··· Given data

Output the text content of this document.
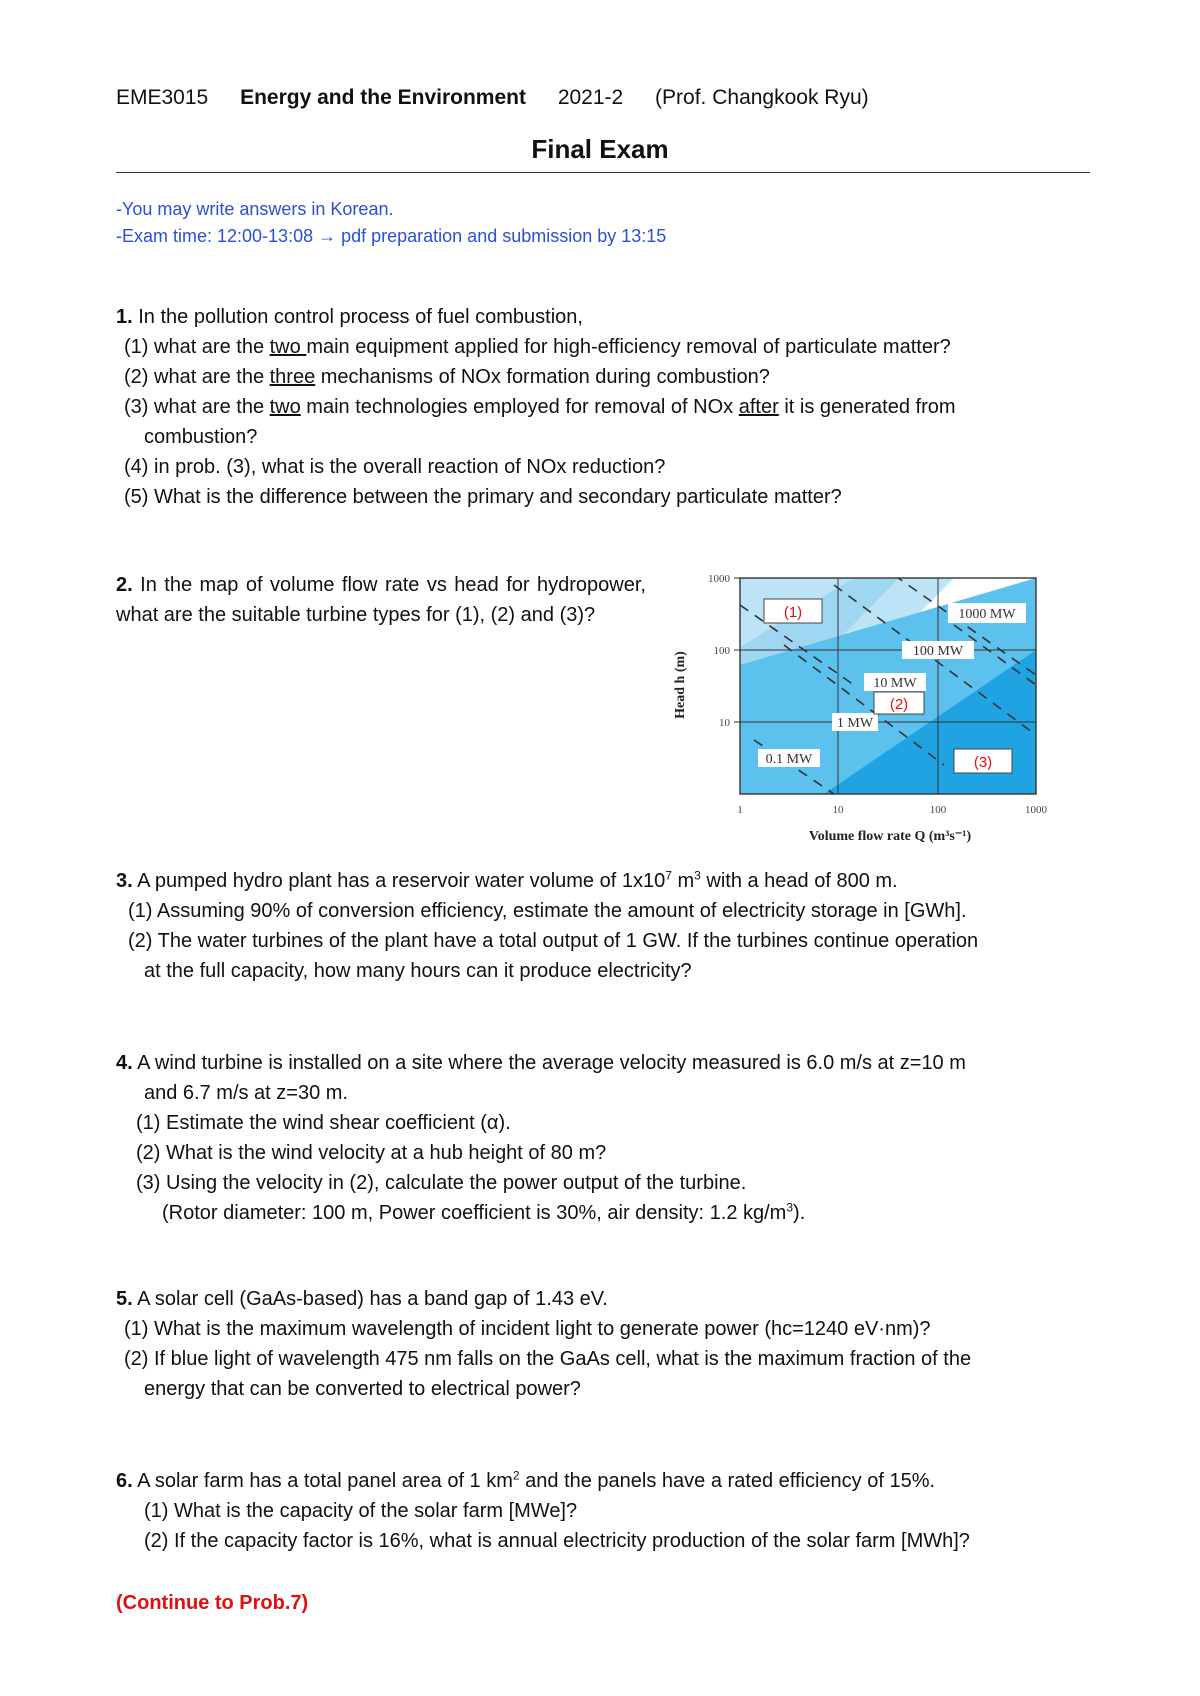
EME3015 Energy and the Environment 2021-2 (Prof. Changkook Ryu)
Final Exam
-You may write answers in Korean.
-Exam time: 12:00-13:08 → pdf preparation and submission by 13:15
1. In the pollution control process of fuel combustion,
(1) what are the two main equipment applied for high-efficiency removal of particulate matter?
(2) what are the three mechanisms of NOx formation during combustion?
(3) what are the two main technologies employed for removal of NOx after it is generated from
combustion?
(4) in prob. (3), what is the overall reaction of NOx reduction?
(5) What is the difference between the primary and secondary particulate matter?
2. In the map of volume flow rate vs head for hydropower, what are the suitable turbine types for (1), (2) and (3)?
1000
100
10
1	10	100	1000
Volume flow rate Q (m³s⁻¹)
Head h (m)
1000 MW
100 MW
10 MW
1 MW
0.1 MW
(1)
(2)
(3)
3. A pumped hydro plant has a reservoir water volume of $1x10^7$ $m^3$ with a head of 800 m.
(1) Assuming 90% of conversion efficiency, estimate the amount of electricity storage in [GWh].
(2) The water turbines of the plant have a total output of 1 GW. If the turbines continue operation
at the full capacity, how many hours can it produce electricity?
4. A wind turbine is installed on a site where the average velocity measured is 6.0 m/s at z=10 m
and 6.7 m/s at z=30 m.
(1) Estimate the wind shear coefficient (α).
(2) What is the wind velocity at a hub height of 80 m?
(3) Using the velocity in (2), calculate the power output of the turbine.
(Rotor diameter: 100 m, Power coefficient is 30%, air density: 1.2 $kg/m^3$).
5. A solar cell (GaAs-based) has a band gap of 1.43 eV.
(1) What is the maximum wavelength of incident light to generate power (hc=1240 eV·nm)?
(2) If blue light of wavelength 475 nm falls on the GaAs cell, what is the maximum fraction of the
energy that can be converted to electrical power?
6. A solar farm has a total panel area of 1 $km^2$ and the panels have a rated efficiency of 15%.
(1) What is the capacity of the solar farm [MWe]?
(2) If the capacity factor is 16%, what is annual electricity production of the solar farm [MWh]?
(Continue to Prob.7)
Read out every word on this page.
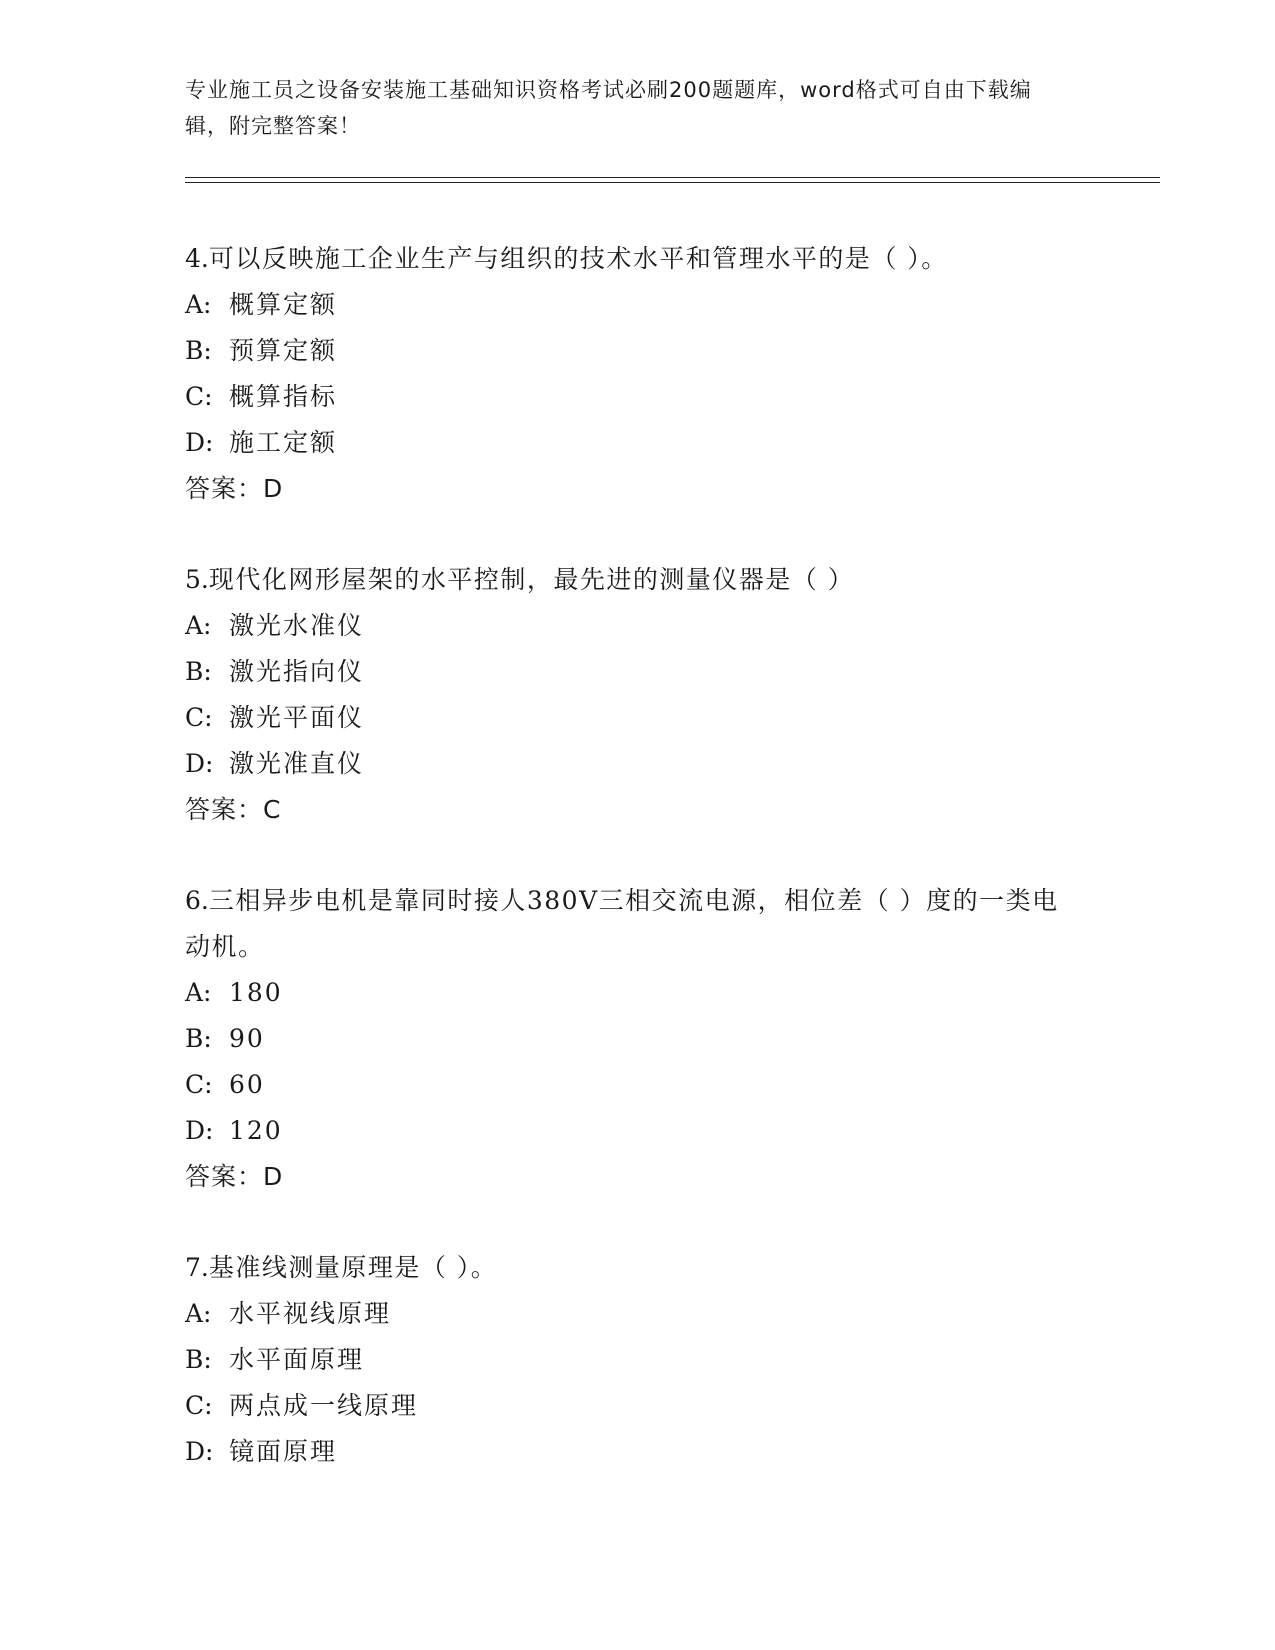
专业施工员之设备安装施工基础知识资格考试必刷200题题库，word格式可自由下载编辑，附完整答案！

4.可以反映施工企业生产与组织的技术水平和管理水平的是（ ）。

A: 概算定额

B: 预算定额

C: 概算指标

D: 施工定额

答案：D

5.现代化网形屋架的水平控制，最先进的测量仪器是（ ）

A: 激光水准仪

B: 激光指向仪

C: 激光平面仪

D: 激光准直仪

答案：C

6.三相异步电机是靠同时接人380V三相交流电源，相位差（ ）度的一类电动机。

A: 180

B: 90

C: 60

D: 120

答案：D

7.基准线测量原理是（ ）。

A: 水平视线原理

B: 水平面原理

C: 两点成一线原理

D: 镜面原理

······

Identify which lines contain the word "removal" and copy each one.

(1) what are the two main equipment applied for high-efficiency removal of particulate matter?
(3) what are the two main technologies employed for removal of NOx after it is generated from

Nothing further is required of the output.